* **Input records**:
## START
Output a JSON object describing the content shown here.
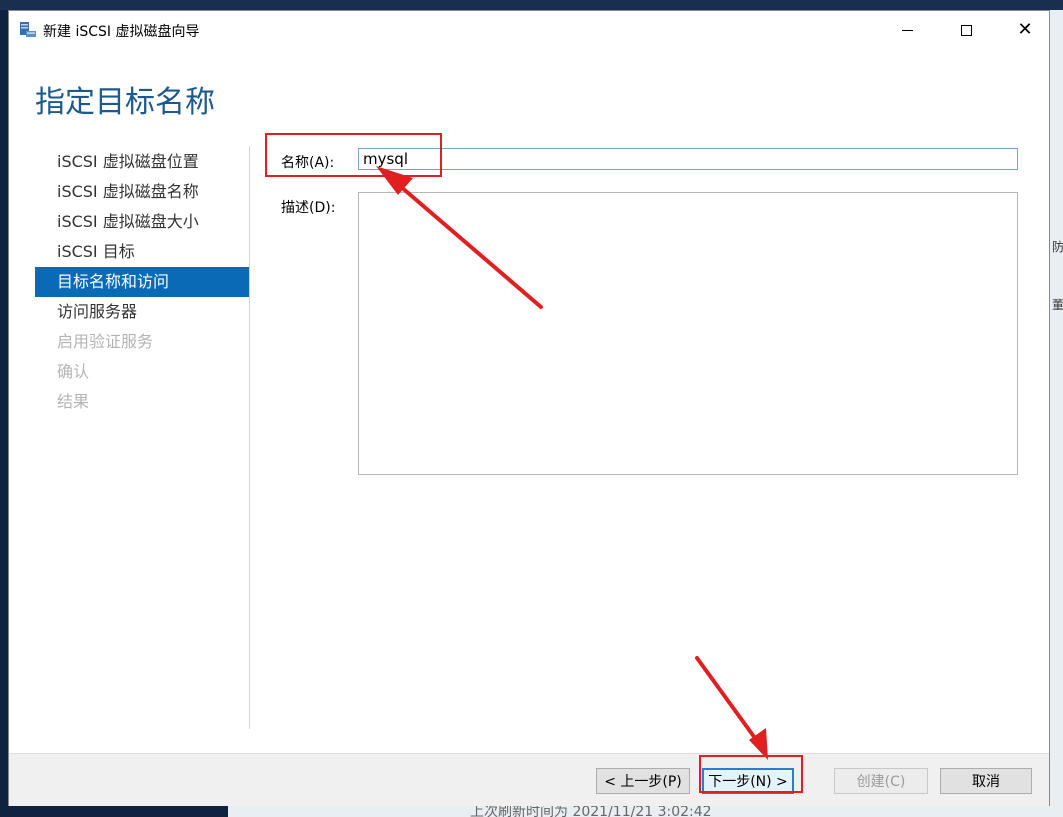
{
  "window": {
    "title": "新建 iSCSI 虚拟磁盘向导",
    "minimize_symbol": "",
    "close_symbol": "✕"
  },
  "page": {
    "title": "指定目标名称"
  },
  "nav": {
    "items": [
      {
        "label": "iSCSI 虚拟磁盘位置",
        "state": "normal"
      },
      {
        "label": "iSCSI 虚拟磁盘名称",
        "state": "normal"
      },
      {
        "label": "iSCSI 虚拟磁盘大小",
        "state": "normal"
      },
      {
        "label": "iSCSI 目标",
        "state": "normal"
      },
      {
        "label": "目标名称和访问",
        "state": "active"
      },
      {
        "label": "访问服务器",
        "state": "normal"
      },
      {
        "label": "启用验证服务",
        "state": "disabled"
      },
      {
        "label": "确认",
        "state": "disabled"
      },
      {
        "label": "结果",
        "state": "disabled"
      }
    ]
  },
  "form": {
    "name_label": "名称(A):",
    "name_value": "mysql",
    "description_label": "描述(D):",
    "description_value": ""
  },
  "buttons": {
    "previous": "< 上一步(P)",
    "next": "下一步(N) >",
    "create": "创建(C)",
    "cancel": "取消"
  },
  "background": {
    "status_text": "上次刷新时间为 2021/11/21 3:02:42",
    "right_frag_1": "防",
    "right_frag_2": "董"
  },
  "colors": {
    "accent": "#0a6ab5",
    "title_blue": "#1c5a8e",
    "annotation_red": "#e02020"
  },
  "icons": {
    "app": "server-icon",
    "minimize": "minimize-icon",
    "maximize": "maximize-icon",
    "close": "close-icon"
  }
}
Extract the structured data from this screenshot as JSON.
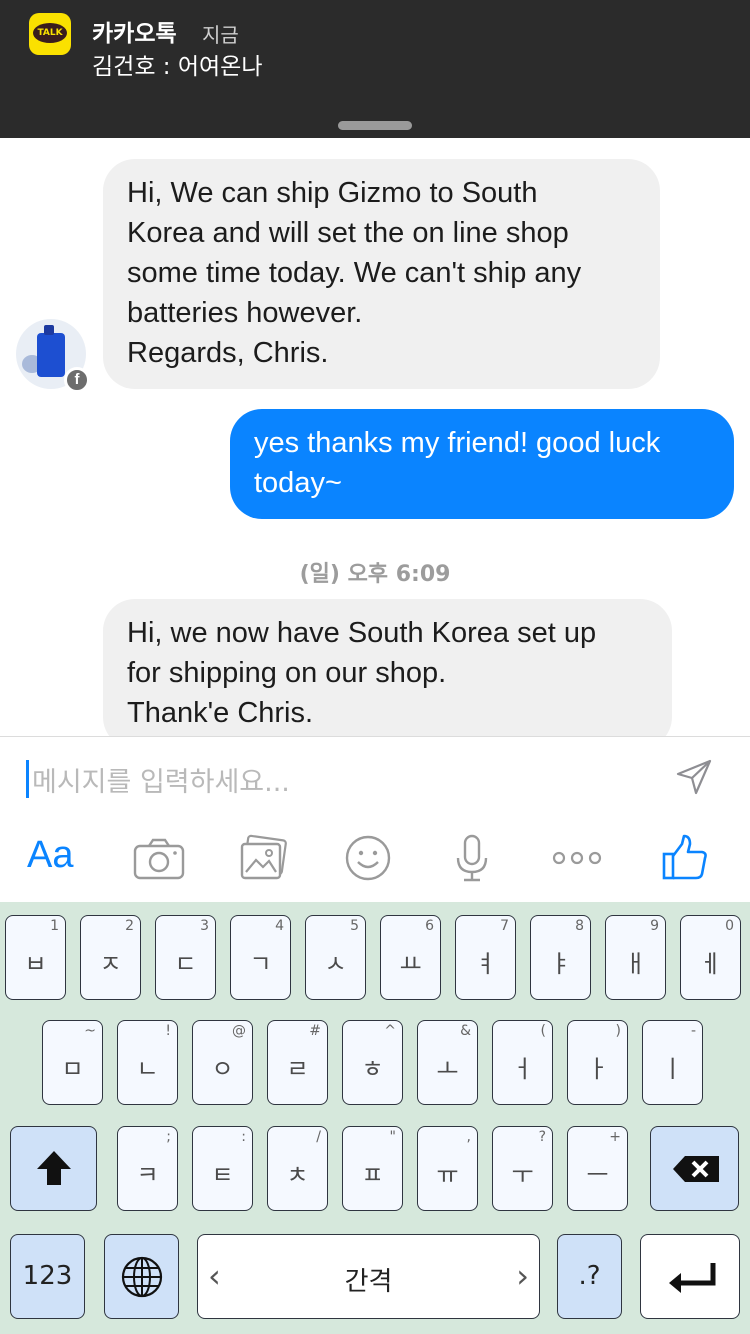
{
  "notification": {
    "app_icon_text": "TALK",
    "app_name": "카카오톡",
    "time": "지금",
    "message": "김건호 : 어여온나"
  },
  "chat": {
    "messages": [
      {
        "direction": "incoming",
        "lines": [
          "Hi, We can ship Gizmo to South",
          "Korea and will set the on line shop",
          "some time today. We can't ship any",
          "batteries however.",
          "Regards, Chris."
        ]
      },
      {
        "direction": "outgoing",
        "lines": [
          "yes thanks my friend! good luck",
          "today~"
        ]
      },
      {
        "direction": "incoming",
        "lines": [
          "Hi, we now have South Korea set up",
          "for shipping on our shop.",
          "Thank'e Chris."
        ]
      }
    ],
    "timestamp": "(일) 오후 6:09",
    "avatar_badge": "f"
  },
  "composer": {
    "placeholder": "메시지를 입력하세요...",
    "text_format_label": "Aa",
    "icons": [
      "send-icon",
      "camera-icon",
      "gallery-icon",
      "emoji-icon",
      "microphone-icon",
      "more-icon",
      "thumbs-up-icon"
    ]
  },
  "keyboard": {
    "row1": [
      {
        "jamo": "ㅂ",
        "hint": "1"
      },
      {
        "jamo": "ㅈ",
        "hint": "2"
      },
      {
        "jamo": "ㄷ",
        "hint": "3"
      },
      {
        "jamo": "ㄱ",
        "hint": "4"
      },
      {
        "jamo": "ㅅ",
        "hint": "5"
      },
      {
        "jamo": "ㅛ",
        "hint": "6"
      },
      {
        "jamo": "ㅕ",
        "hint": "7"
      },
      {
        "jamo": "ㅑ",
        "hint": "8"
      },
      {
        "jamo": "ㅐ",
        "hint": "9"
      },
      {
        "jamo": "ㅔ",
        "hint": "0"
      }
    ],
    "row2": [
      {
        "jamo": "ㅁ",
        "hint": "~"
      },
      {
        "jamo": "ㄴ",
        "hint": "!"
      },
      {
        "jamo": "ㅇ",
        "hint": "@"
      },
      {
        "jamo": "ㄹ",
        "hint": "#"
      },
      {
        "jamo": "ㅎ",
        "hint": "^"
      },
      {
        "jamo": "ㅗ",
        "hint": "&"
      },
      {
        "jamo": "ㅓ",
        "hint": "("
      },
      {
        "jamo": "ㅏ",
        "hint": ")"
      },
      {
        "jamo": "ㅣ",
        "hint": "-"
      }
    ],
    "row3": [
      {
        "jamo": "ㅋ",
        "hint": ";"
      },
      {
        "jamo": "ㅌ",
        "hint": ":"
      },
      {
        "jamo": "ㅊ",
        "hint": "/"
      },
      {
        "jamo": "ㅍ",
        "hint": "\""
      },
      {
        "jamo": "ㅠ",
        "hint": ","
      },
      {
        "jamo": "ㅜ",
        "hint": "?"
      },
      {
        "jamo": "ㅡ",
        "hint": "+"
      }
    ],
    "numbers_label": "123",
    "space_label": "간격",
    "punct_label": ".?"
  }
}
## END
## START
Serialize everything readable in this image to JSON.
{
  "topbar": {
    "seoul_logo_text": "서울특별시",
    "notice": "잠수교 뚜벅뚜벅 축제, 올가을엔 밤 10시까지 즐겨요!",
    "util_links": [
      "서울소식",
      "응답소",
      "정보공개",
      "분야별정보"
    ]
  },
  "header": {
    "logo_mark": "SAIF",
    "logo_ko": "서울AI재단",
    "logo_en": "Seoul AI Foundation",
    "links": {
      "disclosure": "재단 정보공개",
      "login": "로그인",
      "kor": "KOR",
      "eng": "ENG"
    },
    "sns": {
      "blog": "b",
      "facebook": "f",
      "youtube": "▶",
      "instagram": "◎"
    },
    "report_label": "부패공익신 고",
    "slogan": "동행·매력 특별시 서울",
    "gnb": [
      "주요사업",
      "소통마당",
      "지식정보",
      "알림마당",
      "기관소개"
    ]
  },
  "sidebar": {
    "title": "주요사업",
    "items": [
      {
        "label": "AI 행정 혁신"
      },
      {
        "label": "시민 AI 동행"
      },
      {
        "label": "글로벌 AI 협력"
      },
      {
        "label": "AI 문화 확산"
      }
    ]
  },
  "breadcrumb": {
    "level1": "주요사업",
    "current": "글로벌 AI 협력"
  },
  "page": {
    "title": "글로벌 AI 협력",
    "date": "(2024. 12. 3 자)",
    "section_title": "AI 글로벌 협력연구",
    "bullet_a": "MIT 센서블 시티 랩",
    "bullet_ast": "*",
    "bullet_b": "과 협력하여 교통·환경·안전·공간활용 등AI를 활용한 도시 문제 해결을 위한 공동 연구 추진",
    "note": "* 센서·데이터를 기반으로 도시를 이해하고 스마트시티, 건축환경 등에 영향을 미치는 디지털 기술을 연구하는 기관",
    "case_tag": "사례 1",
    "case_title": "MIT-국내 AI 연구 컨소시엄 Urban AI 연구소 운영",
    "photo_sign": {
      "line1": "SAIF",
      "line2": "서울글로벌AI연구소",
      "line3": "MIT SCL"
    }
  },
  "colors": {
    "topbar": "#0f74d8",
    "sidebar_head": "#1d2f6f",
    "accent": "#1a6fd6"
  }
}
## END
* **Aim**: List every line in the records above that contains the word "JSON".

* **Answer in full**:
Output a JSON object describing the content shown here.
Extract the structured data from this screenshot as JSON.
Serialize everything readable in this image to JSON.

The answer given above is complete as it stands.